■ PROBLEM TO WORK ON ■
Return every record exactly as written.

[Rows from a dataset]

◆ ◆ ◆ ◆ ◆ ◆ ◆

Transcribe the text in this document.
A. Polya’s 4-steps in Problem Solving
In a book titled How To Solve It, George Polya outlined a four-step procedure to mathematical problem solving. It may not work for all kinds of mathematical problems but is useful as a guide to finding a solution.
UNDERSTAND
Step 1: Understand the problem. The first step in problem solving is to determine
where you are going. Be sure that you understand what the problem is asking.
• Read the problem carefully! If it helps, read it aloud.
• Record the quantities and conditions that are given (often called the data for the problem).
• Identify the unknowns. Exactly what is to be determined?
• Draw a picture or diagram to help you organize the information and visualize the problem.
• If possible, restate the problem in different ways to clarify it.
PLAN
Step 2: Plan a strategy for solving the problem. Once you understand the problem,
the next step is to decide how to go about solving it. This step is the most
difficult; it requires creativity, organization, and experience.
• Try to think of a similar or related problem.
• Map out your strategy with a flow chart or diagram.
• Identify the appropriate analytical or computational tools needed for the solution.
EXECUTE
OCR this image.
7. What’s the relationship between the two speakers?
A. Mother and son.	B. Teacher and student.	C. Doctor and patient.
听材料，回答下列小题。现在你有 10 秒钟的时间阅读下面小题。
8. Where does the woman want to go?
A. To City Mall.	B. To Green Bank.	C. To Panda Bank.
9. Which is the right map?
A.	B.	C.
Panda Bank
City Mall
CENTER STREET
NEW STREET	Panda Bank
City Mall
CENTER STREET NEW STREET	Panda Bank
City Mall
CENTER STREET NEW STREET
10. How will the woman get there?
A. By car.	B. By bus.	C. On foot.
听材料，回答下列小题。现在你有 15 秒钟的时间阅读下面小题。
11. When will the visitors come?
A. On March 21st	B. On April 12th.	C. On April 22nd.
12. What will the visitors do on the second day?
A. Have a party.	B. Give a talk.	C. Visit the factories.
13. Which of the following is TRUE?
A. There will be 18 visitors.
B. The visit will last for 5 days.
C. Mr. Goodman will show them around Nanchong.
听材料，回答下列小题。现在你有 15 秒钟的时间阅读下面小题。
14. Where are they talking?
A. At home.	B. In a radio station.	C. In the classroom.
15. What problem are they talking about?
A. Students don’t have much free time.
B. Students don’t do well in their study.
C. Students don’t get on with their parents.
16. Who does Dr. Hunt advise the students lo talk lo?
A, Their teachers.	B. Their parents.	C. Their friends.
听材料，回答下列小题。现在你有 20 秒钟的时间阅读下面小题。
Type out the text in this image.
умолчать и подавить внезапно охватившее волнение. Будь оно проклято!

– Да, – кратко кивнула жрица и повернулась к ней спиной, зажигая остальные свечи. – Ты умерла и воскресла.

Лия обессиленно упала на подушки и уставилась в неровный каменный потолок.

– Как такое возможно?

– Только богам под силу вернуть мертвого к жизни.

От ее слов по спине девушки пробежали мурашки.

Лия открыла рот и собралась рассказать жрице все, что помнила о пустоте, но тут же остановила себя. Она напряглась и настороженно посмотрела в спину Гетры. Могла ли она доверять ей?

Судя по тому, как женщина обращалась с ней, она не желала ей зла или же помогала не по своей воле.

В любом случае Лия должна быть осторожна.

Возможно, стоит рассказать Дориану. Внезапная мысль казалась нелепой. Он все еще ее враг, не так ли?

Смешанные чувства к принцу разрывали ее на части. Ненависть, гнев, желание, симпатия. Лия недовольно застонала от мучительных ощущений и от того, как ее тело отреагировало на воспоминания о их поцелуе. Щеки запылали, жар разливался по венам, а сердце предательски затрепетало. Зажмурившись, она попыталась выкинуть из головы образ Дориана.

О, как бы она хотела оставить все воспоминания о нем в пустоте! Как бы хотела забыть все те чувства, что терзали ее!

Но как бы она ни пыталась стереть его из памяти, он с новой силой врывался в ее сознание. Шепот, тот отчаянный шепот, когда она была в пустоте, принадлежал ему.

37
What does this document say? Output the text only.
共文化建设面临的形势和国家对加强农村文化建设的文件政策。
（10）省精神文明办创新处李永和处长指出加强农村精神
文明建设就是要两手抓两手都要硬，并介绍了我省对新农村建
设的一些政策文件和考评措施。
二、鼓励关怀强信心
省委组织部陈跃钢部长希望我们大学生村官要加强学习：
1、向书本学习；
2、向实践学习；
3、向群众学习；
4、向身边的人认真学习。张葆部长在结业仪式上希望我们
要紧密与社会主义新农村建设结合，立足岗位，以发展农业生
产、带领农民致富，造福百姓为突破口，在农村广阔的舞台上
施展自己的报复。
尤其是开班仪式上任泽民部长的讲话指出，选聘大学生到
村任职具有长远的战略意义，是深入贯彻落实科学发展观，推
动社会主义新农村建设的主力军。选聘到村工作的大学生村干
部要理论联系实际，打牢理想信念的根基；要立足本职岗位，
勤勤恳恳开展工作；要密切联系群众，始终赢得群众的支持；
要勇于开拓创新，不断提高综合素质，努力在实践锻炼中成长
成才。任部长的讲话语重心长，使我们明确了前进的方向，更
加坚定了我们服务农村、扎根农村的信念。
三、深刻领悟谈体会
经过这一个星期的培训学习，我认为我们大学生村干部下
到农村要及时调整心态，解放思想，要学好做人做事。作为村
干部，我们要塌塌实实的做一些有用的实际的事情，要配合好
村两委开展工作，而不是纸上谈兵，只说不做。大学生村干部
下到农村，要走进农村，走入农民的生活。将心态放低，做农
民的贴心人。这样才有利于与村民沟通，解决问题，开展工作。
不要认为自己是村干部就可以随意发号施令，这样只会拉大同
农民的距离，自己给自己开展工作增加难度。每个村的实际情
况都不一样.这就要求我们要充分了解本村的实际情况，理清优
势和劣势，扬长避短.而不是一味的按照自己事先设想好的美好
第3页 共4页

◆ ◆ ◆ ◆ ◆ ◆ ◆

■ THE RESPONSE ■
Transcribe the text in this document.
A. Polya’s 4-steps in Problem Solving
In a book titled How To Solve It, George Polya outlined a four-step procedure to mathematical problem solving. It may not work for all kinds of mathematical problems but is useful as a guide to finding a solution.
UNDERSTAND
Step 1: Understand the problem. The first step in problem solving is to determine
where you are going. Be sure that you understand what the problem is asking.
• Read the problem carefully! If it helps, read it aloud.
• Record the quantities and conditions that are given (often called the data for the problem).
• Identify the unknowns. Exactly what is to be determined?
• Draw a picture or diagram to help you organize the information and visualize the problem.
• If possible, restate the problem in different ways to clarify it.
PLAN
Step 2: Plan a strategy for solving the problem. Once you understand the problem,
the next step is to decide how to go about solving it. This step is the most
difficult; it requires creativity, organization, and experience.
• Try to think of a similar or related problem.
• Map out your strategy with a flow chart or diagram.
• Identify the appropriate analytical or computational tools needed for the solution.
EXECUTE
OCR this image.
7. What’s the relationship between the two speakers?
A. Mother and son.	B. Teacher and student.	C. Doctor and patient.
听材料，回答下列小题。现在你有 10 秒钟的时间阅读下面小题。
8. Where does the woman want to go?
A. To City Mall.	B. To Green Bank.	C. To Panda Bank.
9. Which is the right map?
A.	B.	C.
Panda Bank
City Mall
CENTER STREET
NEW STREET	Panda Bank
City Mall
CENTER STREET NEW STREET	Panda Bank
City Mall
CENTER STREET NEW STREET
10. How will the woman get there?
A. By car.	B. By bus.	C. On foot.
听材料，回答下列小题。现在你有 15 秒钟的时间阅读下面小题。
11. When will the visitors come?
A. On March 21st	B. On April 12th.	C. On April 22nd.
12. What will the visitors do on the second day?
A. Have a party.	B. Give a talk.	C. Visit the factories.
13. Which of the following is TRUE?
A. There will be 18 visitors.
B. The visit will last for 5 days.
C. Mr. Goodman will show them around Nanchong.
听材料，回答下列小题。现在你有 15 秒钟的时间阅读下面小题。
14. Where are they talking?
A. At home.	B. In a radio station.	C. In the classroom.
15. What problem are they talking about?
A. Students don’t have much free time.
B. Students don’t do well in their study.
C. Students don’t get on with their parents.
16. Who does Dr. Hunt advise the students lo talk lo?
A, Their teachers.	B. Their parents.	C. Their friends.
听材料，回答下列小题。现在你有 20 秒钟的时间阅读下面小题。
Type out the text in this image.
умолчать и подавить внезапно охватившее волнение. Будь оно проклято!

– Да, – кратко кивнула жрица и повернулась к ней спиной, зажигая остальные свечи. – Ты умерла и воскресла.

Лия обессиленно упала на подушки и уставилась в неровный каменный потолок.

– Как такое возможно?

– Только богам под силу вернуть мертвого к жизни.

От ее слов по спине девушки пробежали мурашки.

Лия открыла рот и собралась рассказать жрице все, что помнила о пустоте, но тут же остановила себя. Она напряглась и настороженно посмотрела в спину Гетры. Могла ли она доверять ей?

Судя по тому, как женщина обращалась с ней, она не желала ей зла или же помогала не по своей воле.

В любом случае Лия должна быть осторожна.

Возможно, стоит рассказать Дориану. Внезапная мысль казалась нелепой. Он все еще ее враг, не так ли?

Смешанные чувства к принцу разрывали ее на части. Ненависть, гнев, желание, симпатия. Лия недовольно застонала от мучительных ощущений и от того, как ее тело отреагировало на воспоминания о их поцелуе. Щеки запылали, жар разливался по венам, а сердце предательски затрепетало. Зажмурившись, она попыталась выкинуть из головы образ Дориана.

О, как бы она хотела оставить все воспоминания о нем в пустоте! Как бы хотела забыть все те чувства, что терзали ее!

Но как бы она ни пыталась стереть его из памяти, он с новой силой врывался в ее сознание. Шепот, тот отчаянный шепот, когда она была в пустоте, принадлежал ему.

37
What does this document say? Output the text only.
共文化建设面临的形势和国家对加强农村文化建设的文件政策。
（10）省精神文明办创新处李永和处长指出加强农村精神
文明建设就是要两手抓两手都要硬，并介绍了我省对新农村建
设的一些政策文件和考评措施。
二、鼓励关怀强信心
省委组织部陈跃钢部长希望我们大学生村官要加强学习：
1、向书本学习；
2、向实践学习；
3、向群众学习；
4、向身边的人认真学习。张葆部长在结业仪式上希望我们
要紧密与社会主义新农村建设结合，立足岗位，以发展农业生
产、带领农民致富，造福百姓为突破口，在农村广阔的舞台上
施展自己的报复。
尤其是开班仪式上任泽民部长的讲话指出，选聘大学生到
村任职具有长远的战略意义，是深入贯彻落实科学发展观，推
动社会主义新农村建设的主力军。选聘到村工作的大学生村干
部要理论联系实际，打牢理想信念的根基；要立足本职岗位，
勤勤恳恳开展工作；要密切联系群众，始终赢得群众的支持；
要勇于开拓创新，不断提高综合素质，努力在实践锻炼中成长
成才。任部长的讲话语重心长，使我们明确了前进的方向，更
加坚定了我们服务农村、扎根农村的信念。
三、深刻领悟谈体会
经过这一个星期的培训学习，我认为我们大学生村干部下
到农村要及时调整心态，解放思想，要学好做人做事。作为村
干部，我们要塌塌实实的做一些有用的实际的事情，要配合好
村两委开展工作，而不是纸上谈兵，只说不做。大学生村干部
下到农村，要走进农村，走入农民的生活。将心态放低，做农
民的贴心人。这样才有利于与村民沟通，解决问题，开展工作。
不要认为自己是村干部就可以随意发号施令，这样只会拉大同
农民的距离，自己给自己开展工作增加难度。每个村的实际情
况都不一样.这就要求我们要充分了解本村的实际情况，理清优
势和劣势，扬长避短.而不是一味的按照自己事先设想好的美好
第3页 共4页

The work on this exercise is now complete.